:: To be done ::
What follows is a listing; give it again exactly, in its entirety.

:: Provided data ::
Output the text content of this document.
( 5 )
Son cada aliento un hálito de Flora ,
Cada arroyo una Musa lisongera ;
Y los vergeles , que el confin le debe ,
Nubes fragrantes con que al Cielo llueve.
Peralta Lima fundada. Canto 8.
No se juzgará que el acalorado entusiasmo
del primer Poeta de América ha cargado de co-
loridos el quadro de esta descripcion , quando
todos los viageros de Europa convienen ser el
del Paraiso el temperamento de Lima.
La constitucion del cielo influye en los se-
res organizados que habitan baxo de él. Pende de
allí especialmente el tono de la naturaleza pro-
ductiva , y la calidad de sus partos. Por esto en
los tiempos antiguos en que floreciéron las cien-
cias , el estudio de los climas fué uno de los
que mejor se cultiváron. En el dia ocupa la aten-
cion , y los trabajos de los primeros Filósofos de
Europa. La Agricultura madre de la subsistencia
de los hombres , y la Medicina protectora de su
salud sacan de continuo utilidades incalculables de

:: Answer to the problem ::
Output the text content of this document.
( 5 )
Son cada aliento un hálito de Flora ,
Cada arroyo una Musa lisongera ;
Y los vergeles , que el confin le debe ,
Nubes fragrantes con que al Cielo llueve.
Peralta Lima fundada. Canto 8.
No se juzgará que el acalorado entusiasmo
del primer Poeta de América ha cargado de co-
loridos el quadro de esta descripcion , quando
todos los viageros de Europa convienen ser el
del Paraiso el temperamento de Lima.
La constitucion del cielo influye en los se-
res organizados que habitan baxo de él. Pende de
allí especialmente el tono de la naturaleza pro-
ductiva , y la calidad de sus partos. Por esto en
los tiempos antiguos en que floreciéron las cien-
cias , el estudio de los climas fué uno de los
que mejor se cultiváron. En el dia ocupa la aten-
cion , y los trabajos de los primeros Filósofos de
Europa. La Agricultura madre de la subsistencia
de los hombres , y la Medicina protectora de su
salud sacan de continuo utilidades incalculables de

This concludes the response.